Stated goal
Write the records out again, keeping each line exactly as it is.

Provided data
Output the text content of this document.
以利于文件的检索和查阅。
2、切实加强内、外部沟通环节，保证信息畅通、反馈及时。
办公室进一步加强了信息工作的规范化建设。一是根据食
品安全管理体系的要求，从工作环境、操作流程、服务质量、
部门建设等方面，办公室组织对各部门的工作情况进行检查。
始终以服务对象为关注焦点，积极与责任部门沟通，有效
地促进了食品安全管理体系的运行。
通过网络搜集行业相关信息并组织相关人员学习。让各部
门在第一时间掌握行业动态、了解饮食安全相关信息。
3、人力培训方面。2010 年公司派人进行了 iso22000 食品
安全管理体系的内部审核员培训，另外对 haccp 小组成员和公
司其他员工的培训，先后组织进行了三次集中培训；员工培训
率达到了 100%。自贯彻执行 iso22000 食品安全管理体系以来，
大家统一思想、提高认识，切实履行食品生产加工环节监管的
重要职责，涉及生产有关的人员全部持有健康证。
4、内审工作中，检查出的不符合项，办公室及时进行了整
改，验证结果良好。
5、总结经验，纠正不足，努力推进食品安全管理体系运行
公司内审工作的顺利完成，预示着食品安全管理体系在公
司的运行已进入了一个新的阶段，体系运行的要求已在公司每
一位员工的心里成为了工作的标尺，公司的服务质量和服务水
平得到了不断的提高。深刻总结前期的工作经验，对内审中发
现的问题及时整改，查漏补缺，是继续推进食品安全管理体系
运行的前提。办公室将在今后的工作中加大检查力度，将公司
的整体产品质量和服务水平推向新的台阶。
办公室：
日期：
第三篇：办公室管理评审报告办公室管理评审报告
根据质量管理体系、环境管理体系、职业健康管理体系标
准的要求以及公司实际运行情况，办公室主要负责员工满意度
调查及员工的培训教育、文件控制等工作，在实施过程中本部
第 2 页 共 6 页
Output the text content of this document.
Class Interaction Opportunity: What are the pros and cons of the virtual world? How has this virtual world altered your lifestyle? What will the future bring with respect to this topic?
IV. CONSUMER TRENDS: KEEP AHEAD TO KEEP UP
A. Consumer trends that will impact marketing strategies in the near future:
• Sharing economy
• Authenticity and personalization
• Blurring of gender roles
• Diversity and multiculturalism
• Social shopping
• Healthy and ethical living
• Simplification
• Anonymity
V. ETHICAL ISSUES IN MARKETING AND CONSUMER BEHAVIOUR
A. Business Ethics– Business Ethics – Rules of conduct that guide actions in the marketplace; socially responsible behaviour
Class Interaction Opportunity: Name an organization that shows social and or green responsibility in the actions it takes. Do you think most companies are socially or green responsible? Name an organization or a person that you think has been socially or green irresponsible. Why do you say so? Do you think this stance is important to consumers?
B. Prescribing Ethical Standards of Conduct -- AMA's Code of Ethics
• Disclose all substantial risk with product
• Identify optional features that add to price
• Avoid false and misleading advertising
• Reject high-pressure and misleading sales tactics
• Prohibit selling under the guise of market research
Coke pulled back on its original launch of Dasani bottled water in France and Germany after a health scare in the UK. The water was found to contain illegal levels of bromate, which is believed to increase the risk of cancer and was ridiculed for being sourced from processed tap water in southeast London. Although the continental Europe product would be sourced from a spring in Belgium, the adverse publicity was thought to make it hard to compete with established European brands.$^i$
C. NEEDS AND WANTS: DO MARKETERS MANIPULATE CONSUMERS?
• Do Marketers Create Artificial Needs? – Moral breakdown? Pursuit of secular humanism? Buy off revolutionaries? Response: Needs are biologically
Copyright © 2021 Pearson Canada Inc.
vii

Answer
Output the text content of this document.
以利于文件的检索和查阅。
2、切实加强内、外部沟通环节，保证信息畅通、反馈及时。
办公室进一步加强了信息工作的规范化建设。一是根据食
品安全管理体系的要求，从工作环境、操作流程、服务质量、
部门建设等方面，办公室组织对各部门的工作情况进行检查。
始终以服务对象为关注焦点，积极与责任部门沟通，有效
地促进了食品安全管理体系的运行。
通过网络搜集行业相关信息并组织相关人员学习。让各部
门在第一时间掌握行业动态、了解饮食安全相关信息。
3、人力培训方面。2010 年公司派人进行了 iso22000 食品
安全管理体系的内部审核员培训，另外对 haccp 小组成员和公
司其他员工的培训，先后组织进行了三次集中培训；员工培训
率达到了 100%。自贯彻执行 iso22000 食品安全管理体系以来，
大家统一思想、提高认识，切实履行食品生产加工环节监管的
重要职责，涉及生产有关的人员全部持有健康证。
4、内审工作中，检查出的不符合项，办公室及时进行了整
改，验证结果良好。
5、总结经验，纠正不足，努力推进食品安全管理体系运行
公司内审工作的顺利完成，预示着食品安全管理体系在公
司的运行已进入了一个新的阶段，体系运行的要求已在公司每
一位员工的心里成为了工作的标尺，公司的服务质量和服务水
平得到了不断的提高。深刻总结前期的工作经验，对内审中发
现的问题及时整改，查漏补缺，是继续推进食品安全管理体系
运行的前提。办公室将在今后的工作中加大检查力度，将公司
的整体产品质量和服务水平推向新的台阶。
办公室：
日期：
第三篇：办公室管理评审报告办公室管理评审报告
根据质量管理体系、环境管理体系、职业健康管理体系标
准的要求以及公司实际运行情况，办公室主要负责员工满意度
调查及员工的培训教育、文件控制等工作，在实施过程中本部
第 2 页 共 6 页
Output the text content of this document.
Class Interaction Opportunity: What are the pros and cons of the virtual world? How has this virtual world altered your lifestyle? What will the future bring with respect to this topic?
IV. CONSUMER TRENDS: KEEP AHEAD TO KEEP UP
A. Consumer trends that will impact marketing strategies in the near future:
• Sharing economy
• Authenticity and personalization
• Blurring of gender roles
• Diversity and multiculturalism
• Social shopping
• Healthy and ethical living
• Simplification
• Anonymity
V. ETHICAL ISSUES IN MARKETING AND CONSUMER BEHAVIOUR
A. Business Ethics– Business Ethics – Rules of conduct that guide actions in the marketplace; socially responsible behaviour
Class Interaction Opportunity: Name an organization that shows social and or green responsibility in the actions it takes. Do you think most companies are socially or green responsible? Name an organization or a person that you think has been socially or green irresponsible. Why do you say so? Do you think this stance is important to consumers?
B. Prescribing Ethical Standards of Conduct -- AMA's Code of Ethics
• Disclose all substantial risk with product
• Identify optional features that add to price
• Avoid false and misleading advertising
• Reject high-pressure and misleading sales tactics
• Prohibit selling under the guise of market research
Coke pulled back on its original launch of Dasani bottled water in France and Germany after a health scare in the UK. The water was found to contain illegal levels of bromate, which is believed to increase the risk of cancer and was ridiculed for being sourced from processed tap water in southeast London. Although the continental Europe product would be sourced from a spring in Belgium, the adverse publicity was thought to make it hard to compete with established European brands.$^i$
C. NEEDS AND WANTS: DO MARKETERS MANIPULATE CONSUMERS?
• Do Marketers Create Artificial Needs? – Moral breakdown? Pursuit of secular humanism? Buy off revolutionaries? Response: Needs are biologically
Copyright © 2021 Pearson Canada Inc.
vii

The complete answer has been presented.